### Problem
List every line in this data where the string "marked" occurs.

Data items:
-*-
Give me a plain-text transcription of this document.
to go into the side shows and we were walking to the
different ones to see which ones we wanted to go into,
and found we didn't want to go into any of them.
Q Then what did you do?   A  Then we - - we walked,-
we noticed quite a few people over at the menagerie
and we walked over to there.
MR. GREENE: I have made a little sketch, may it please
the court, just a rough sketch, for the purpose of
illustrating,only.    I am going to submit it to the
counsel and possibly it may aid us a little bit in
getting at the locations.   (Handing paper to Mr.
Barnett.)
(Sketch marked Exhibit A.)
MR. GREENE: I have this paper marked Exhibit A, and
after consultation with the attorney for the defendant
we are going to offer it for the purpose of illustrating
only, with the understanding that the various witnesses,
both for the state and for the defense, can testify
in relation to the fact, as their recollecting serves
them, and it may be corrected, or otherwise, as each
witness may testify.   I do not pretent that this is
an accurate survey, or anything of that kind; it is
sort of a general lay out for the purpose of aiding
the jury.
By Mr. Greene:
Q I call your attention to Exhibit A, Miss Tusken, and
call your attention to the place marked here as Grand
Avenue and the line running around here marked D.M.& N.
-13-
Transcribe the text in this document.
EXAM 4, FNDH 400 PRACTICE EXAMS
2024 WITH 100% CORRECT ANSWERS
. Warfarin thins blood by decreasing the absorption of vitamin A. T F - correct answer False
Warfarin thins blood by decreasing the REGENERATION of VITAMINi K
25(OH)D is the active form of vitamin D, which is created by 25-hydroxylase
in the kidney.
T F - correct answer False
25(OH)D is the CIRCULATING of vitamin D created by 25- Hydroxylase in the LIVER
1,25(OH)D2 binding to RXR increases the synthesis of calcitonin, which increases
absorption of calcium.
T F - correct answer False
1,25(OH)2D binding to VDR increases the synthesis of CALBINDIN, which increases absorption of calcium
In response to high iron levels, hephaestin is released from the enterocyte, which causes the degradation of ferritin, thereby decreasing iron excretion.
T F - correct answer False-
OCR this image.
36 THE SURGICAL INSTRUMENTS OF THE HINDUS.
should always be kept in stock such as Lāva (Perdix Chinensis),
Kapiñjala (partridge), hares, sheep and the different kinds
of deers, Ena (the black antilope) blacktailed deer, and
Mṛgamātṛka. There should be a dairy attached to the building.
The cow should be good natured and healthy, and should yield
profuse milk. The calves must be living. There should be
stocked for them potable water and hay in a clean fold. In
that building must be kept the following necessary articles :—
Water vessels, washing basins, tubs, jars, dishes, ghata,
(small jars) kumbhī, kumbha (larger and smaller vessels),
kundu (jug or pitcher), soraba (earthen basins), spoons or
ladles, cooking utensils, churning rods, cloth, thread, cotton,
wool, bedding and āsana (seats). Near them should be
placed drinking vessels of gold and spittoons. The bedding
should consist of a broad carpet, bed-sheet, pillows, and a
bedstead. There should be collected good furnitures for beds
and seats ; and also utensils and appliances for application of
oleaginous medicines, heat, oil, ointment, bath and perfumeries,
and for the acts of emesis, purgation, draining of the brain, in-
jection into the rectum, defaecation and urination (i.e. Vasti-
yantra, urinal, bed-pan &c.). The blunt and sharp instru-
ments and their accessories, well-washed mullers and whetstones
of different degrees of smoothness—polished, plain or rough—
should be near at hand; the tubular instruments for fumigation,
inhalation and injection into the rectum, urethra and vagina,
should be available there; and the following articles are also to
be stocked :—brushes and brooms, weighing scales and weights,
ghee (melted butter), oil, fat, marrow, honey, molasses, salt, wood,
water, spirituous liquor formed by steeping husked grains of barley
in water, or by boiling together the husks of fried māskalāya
-*-
### Solution to the problem
(Sketch marked Exhibit A.)
MR. GREENE: I have this paper marked Exhibit A, and
call your attention to the place marked here as Grand
Avenue and the line running around here marked D.M.& N.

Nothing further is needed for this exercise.